----- Recorded data -----

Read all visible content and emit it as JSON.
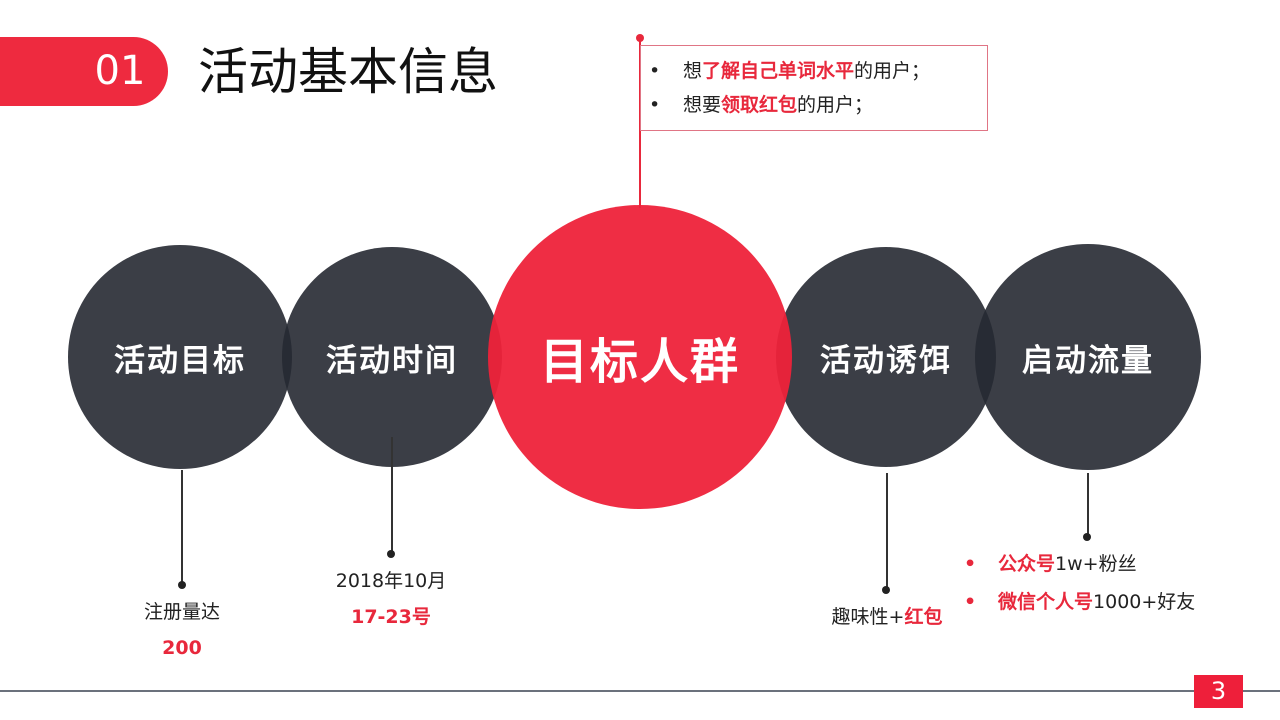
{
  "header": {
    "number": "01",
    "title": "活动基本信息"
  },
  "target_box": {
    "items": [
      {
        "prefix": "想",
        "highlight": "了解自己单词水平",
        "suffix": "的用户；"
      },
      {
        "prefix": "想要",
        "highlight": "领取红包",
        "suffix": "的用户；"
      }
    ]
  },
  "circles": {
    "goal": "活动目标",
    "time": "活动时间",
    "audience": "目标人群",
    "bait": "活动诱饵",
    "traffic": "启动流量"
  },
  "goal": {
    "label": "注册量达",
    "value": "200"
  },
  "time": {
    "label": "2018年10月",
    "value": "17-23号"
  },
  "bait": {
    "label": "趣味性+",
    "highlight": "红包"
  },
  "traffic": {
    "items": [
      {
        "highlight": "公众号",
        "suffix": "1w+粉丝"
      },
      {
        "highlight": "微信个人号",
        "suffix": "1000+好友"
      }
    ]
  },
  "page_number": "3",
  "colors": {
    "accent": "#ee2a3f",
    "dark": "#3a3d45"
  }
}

-----
----- Recorded data -----

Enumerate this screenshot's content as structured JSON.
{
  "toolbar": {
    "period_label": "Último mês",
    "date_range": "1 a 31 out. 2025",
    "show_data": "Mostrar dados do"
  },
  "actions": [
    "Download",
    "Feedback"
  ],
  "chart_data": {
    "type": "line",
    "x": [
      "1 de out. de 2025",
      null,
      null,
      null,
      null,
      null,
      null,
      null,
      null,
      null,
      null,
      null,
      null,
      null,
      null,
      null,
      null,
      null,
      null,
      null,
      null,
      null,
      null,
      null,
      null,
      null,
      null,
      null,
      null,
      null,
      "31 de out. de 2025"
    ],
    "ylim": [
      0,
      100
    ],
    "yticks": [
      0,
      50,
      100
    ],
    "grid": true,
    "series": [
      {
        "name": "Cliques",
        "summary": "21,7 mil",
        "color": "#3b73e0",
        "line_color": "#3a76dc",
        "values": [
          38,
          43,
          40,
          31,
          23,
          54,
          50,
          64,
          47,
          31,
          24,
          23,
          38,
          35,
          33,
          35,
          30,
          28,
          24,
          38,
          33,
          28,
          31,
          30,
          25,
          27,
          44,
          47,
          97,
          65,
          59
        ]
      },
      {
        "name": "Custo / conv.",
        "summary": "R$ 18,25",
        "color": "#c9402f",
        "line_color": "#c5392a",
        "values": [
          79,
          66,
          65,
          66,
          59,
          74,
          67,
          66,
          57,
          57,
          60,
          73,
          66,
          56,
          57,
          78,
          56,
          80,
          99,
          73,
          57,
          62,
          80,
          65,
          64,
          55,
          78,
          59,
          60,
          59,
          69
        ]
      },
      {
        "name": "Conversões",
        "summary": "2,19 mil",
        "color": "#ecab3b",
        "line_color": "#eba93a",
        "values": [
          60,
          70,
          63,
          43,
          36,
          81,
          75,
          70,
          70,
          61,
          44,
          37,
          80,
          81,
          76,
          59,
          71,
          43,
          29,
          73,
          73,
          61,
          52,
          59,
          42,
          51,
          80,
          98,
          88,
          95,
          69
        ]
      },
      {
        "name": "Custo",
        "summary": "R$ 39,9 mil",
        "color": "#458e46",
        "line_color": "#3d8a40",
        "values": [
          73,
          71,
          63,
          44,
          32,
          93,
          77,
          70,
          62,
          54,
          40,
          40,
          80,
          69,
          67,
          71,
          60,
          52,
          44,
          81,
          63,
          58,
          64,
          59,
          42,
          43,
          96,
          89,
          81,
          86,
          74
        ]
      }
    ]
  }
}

-----

• **To do**: Your answer should be only a number: how many lines of the data above contain the string "name"?

• **Response**: 4